EXERCISE DATA

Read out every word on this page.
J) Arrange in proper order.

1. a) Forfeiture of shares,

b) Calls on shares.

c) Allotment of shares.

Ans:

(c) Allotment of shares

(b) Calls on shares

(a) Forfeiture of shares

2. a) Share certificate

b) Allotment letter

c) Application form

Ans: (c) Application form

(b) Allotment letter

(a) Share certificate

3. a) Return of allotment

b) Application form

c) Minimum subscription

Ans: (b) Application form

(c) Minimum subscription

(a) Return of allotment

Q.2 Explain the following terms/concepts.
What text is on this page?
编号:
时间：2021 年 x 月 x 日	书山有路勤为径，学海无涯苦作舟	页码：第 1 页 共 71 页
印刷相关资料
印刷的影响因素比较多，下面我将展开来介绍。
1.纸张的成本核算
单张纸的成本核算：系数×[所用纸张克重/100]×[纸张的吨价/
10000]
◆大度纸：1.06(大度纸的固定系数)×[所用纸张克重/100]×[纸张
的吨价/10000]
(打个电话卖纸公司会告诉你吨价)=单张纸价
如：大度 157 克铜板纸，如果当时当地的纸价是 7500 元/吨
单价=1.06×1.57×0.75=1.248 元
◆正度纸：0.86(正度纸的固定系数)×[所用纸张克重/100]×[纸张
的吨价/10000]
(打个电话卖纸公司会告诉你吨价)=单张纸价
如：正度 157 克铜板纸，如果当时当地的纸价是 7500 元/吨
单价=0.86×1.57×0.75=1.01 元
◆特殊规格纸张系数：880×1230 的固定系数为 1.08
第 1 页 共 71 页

TASK PROMPT
Find every line in the records that contains the word "form"; copy those lines.

REPLY
c) Application form
Ans: (c) Application form
b) Application form
Ans: (b) Application form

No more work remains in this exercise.